## EXERCISE PROMPT
Provide an exact copy of the data, excluding the images.

## INPUT
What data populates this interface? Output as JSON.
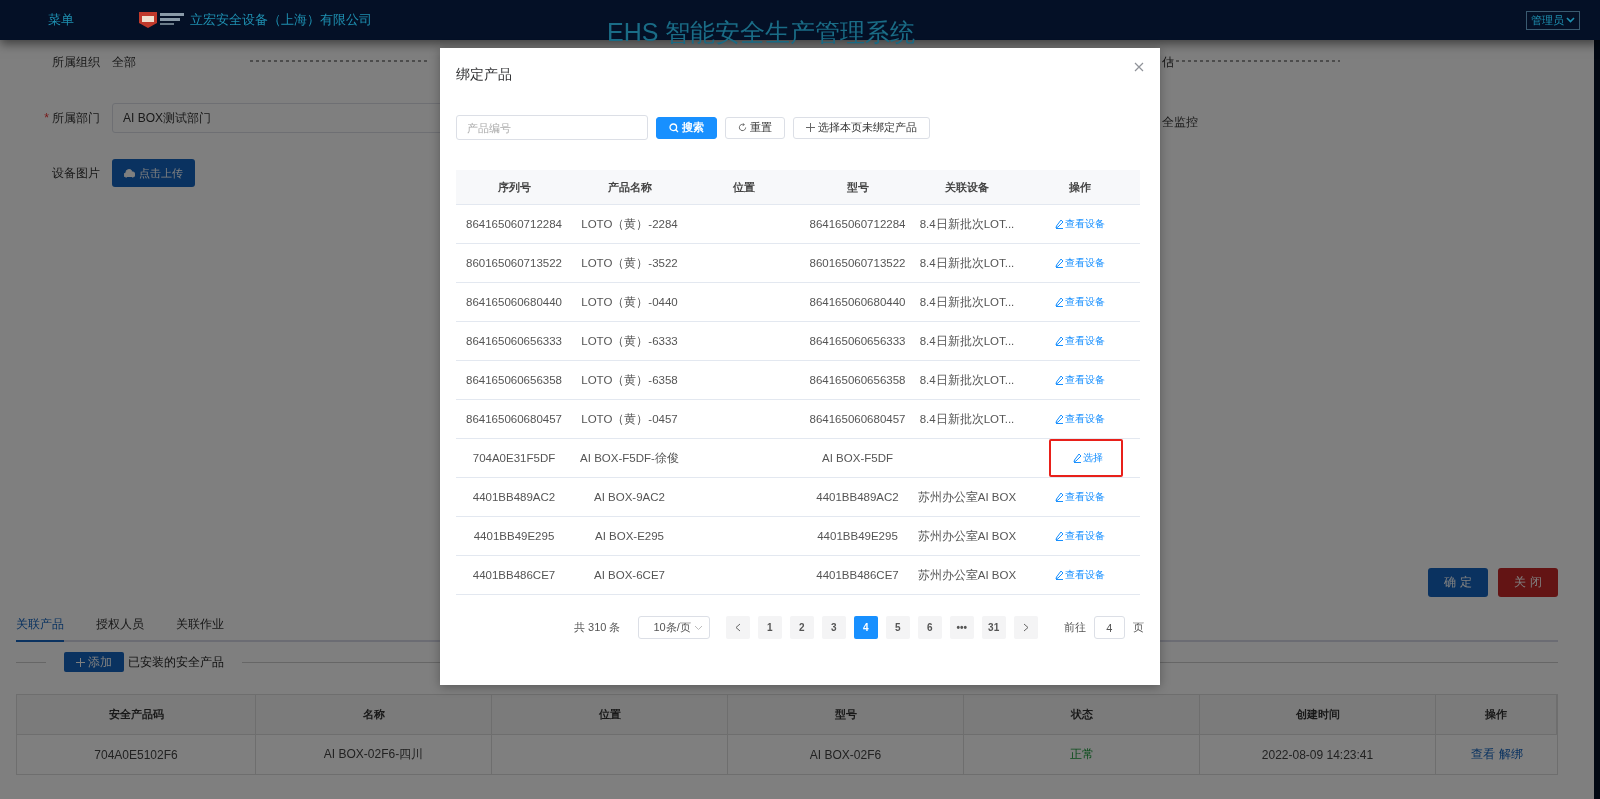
{
  "header": {
    "menu": "菜单",
    "company": "立宏安全设备（上海）有限公司",
    "title": "EHS 智能安全生产管理系统",
    "user": "管理员"
  },
  "form": {
    "org_label": "所属组织",
    "org_value": "全部",
    "dept_label": "所属部门",
    "dept_required": true,
    "required_mark": "*",
    "dept_value": "AI BOX测试部门",
    "image_label": "设备图片",
    "upload": "点击上传",
    "right_texts": [
      "估",
      "全监控"
    ]
  },
  "actions": {
    "confirm": "确 定",
    "close": "关 闭"
  },
  "tabs": [
    {
      "label": "关联产品",
      "selected": true
    },
    {
      "label": "授权人员",
      "selected": false
    },
    {
      "label": "关联作业",
      "selected": false
    }
  ],
  "installed": {
    "add": "添加",
    "caption": "已安装的安全产品"
  },
  "products_table": {
    "columns": [
      "安全产品码",
      "名称",
      "位置",
      "型号",
      "状态",
      "创建时间",
      "操作"
    ],
    "rows": [
      {
        "code": "704A0E5102F6",
        "name": "AI BOX-02F6-四川",
        "location": "",
        "model": "AI BOX-02F6",
        "status": "正常",
        "created": "2022-08-09 14:23:41",
        "actions": [
          "查看",
          "解绑"
        ]
      }
    ]
  },
  "modal": {
    "title": "绑定产品",
    "search_placeholder": "产品编号",
    "search": "搜索",
    "reset": "重置",
    "select_unbound": "选择本页未绑定产品",
    "columns": [
      "序列号",
      "产品名称",
      "位置",
      "型号",
      "关联设备",
      "操作"
    ],
    "rows": [
      {
        "serial": "864165060712284",
        "name": "LOTO（黄）-2284",
        "model": "864165060712284",
        "device": "8.4日新批次LOT...",
        "action": "查看设备",
        "kind": "view",
        "highlighted": false
      },
      {
        "serial": "860165060713522",
        "name": "LOTO（黄）-3522",
        "model": "860165060713522",
        "device": "8.4日新批次LOT...",
        "action": "查看设备",
        "kind": "view",
        "highlighted": false
      },
      {
        "serial": "864165060680440",
        "name": "LOTO（黄）-0440",
        "model": "864165060680440",
        "device": "8.4日新批次LOT...",
        "action": "查看设备",
        "kind": "view",
        "highlighted": false
      },
      {
        "serial": "864165060656333",
        "name": "LOTO（黄）-6333",
        "model": "864165060656333",
        "device": "8.4日新批次LOT...",
        "action": "查看设备",
        "kind": "view",
        "highlighted": false
      },
      {
        "serial": "864165060656358",
        "name": "LOTO（黄）-6358",
        "model": "864165060656358",
        "device": "8.4日新批次LOT...",
        "action": "查看设备",
        "kind": "view",
        "highlighted": false
      },
      {
        "serial": "864165060680457",
        "name": "LOTO（黄）-0457",
        "model": "864165060680457",
        "device": "8.4日新批次LOT...",
        "action": "查看设备",
        "kind": "view",
        "highlighted": false
      },
      {
        "serial": "704A0E31F5DF",
        "name": "AI BOX-F5DF-徐俊",
        "model": "AI BOX-F5DF",
        "device": "",
        "action": "选择",
        "kind": "select",
        "highlighted": true
      },
      {
        "serial": "4401BB489AC2",
        "name": "AI BOX-9AC2",
        "model": "4401BB489AC2",
        "device": "苏州办公室AI BOX",
        "action": "查看设备",
        "kind": "view",
        "highlighted": false
      },
      {
        "serial": "4401BB49E295",
        "name": "AI BOX-E295",
        "model": "4401BB49E295",
        "device": "苏州办公室AI BOX",
        "action": "查看设备",
        "kind": "view",
        "highlighted": false
      },
      {
        "serial": "4401BB486CE7",
        "name": "AI BOX-6CE7",
        "model": "4401BB486CE7",
        "device": "苏州办公室AI BOX",
        "action": "查看设备",
        "kind": "view",
        "highlighted": false
      }
    ],
    "pagination": {
      "total": "共 310 条",
      "page_size": "10条/页",
      "pages": [
        {
          "label": "1",
          "selected": false
        },
        {
          "label": "2",
          "selected": false
        },
        {
          "label": "3",
          "selected": false
        },
        {
          "label": "4",
          "selected": true
        },
        {
          "label": "5",
          "selected": false
        },
        {
          "label": "6",
          "selected": false
        },
        {
          "label": "•••",
          "selected": false
        },
        {
          "label": "31",
          "selected": false
        }
      ],
      "goto": "前往",
      "goto_value": "4",
      "page_unit": "页"
    }
  }
}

## SOLVED EXERCISE
What data populates this interface? Output as JSON.
{
  "header": {
    "menu": "菜单",
    "company": "立宏安全设备（上海）有限公司",
    "title": "EHS 智能安全生产管理系统",
    "user": "管理员"
  },
  "form": {
    "org_label": "所属组织",
    "org_value": "全部",
    "dept_label": "所属部门",
    "dept_required": true,
    "required_mark": "*",
    "dept_value": "AI BOX测试部门",
    "image_label": "设备图片",
    "upload": "点击上传",
    "right_texts": [
      "估",
      "全监控"
    ]
  },
  "actions": {
    "confirm": "确 定",
    "close": "关 闭"
  },
  "tabs": [
    {
      "label": "关联产品",
      "selected": true
    },
    {
      "label": "授权人员",
      "selected": false
    },
    {
      "label": "关联作业",
      "selected": false
    }
  ],
  "installed": {
    "add": "添加",
    "caption": "已安装的安全产品"
  },
  "products_table": {
    "columns": [
      "安全产品码",
      "名称",
      "位置",
      "型号",
      "状态",
      "创建时间",
      "操作"
    ],
    "rows": [
      {
        "code": "704A0E5102F6",
        "name": "AI BOX-02F6-四川",
        "location": "",
        "model": "AI BOX-02F6",
        "status": "正常",
        "created": "2022-08-09 14:23:41",
        "actions": [
          "查看",
          "解绑"
        ]
      }
    ]
  },
  "modal": {
    "title": "绑定产品",
    "search_placeholder": "产品编号",
    "search": "搜索",
    "reset": "重置",
    "select_unbound": "选择本页未绑定产品",
    "columns": [
      "序列号",
      "产品名称",
      "位置",
      "型号",
      "关联设备",
      "操作"
    ],
    "rows": [
      {
        "serial": "864165060712284",
        "name": "LOTO（黄）-2284",
        "model": "864165060712284",
        "device": "8.4日新批次LOT...",
        "action": "查看设备",
        "kind": "view",
        "highlighted": false
      },
      {
        "serial": "860165060713522",
        "name": "LOTO（黄）-3522",
        "model": "860165060713522",
        "device": "8.4日新批次LOT...",
        "action": "查看设备",
        "kind": "view",
        "highlighted": false
      },
      {
        "serial": "864165060680440",
        "name": "LOTO（黄）-0440",
        "model": "864165060680440",
        "device": "8.4日新批次LOT...",
        "action": "查看设备",
        "kind": "view",
        "highlighted": false
      },
      {
        "serial": "864165060656333",
        "name": "LOTO（黄）-6333",
        "model": "864165060656333",
        "device": "8.4日新批次LOT...",
        "action": "查看设备",
        "kind": "view",
        "highlighted": false
      },
      {
        "serial": "864165060656358",
        "name": "LOTO（黄）-6358",
        "model": "864165060656358",
        "device": "8.4日新批次LOT...",
        "action": "查看设备",
        "kind": "view",
        "highlighted": false
      },
      {
        "serial": "864165060680457",
        "name": "LOTO（黄）-0457",
        "model": "864165060680457",
        "device": "8.4日新批次LOT...",
        "action": "查看设备",
        "kind": "view",
        "highlighted": false
      },
      {
        "serial": "704A0E31F5DF",
        "name": "AI BOX-F5DF-徐俊",
        "model": "AI BOX-F5DF",
        "device": "",
        "action": "选择",
        "kind": "select",
        "highlighted": true
      },
      {
        "serial": "4401BB489AC2",
        "name": "AI BOX-9AC2",
        "model": "4401BB489AC2",
        "device": "苏州办公室AI BOX",
        "action": "查看设备",
        "kind": "view",
        "highlighted": false
      },
      {
        "serial": "4401BB49E295",
        "name": "AI BOX-E295",
        "model": "4401BB49E295",
        "device": "苏州办公室AI BOX",
        "action": "查看设备",
        "kind": "view",
        "highlighted": false
      },
      {
        "serial": "4401BB486CE7",
        "name": "AI BOX-6CE7",
        "model": "4401BB486CE7",
        "device": "苏州办公室AI BOX",
        "action": "查看设备",
        "kind": "view",
        "highlighted": false
      }
    ],
    "pagination": {
      "total": "共 310 条",
      "page_size": "10条/页",
      "pages": [
        {
          "label": "1",
          "selected": false
        },
        {
          "label": "2",
          "selected": false
        },
        {
          "label": "3",
          "selected": false
        },
        {
          "label": "4",
          "selected": true
        },
        {
          "label": "5",
          "selected": false
        },
        {
          "label": "6",
          "selected": false
        },
        {
          "label": "•••",
          "selected": false
        },
        {
          "label": "31",
          "selected": false
        }
      ],
      "goto": "前往",
      "goto_value": "4",
      "page_unit": "页"
    }
  }
}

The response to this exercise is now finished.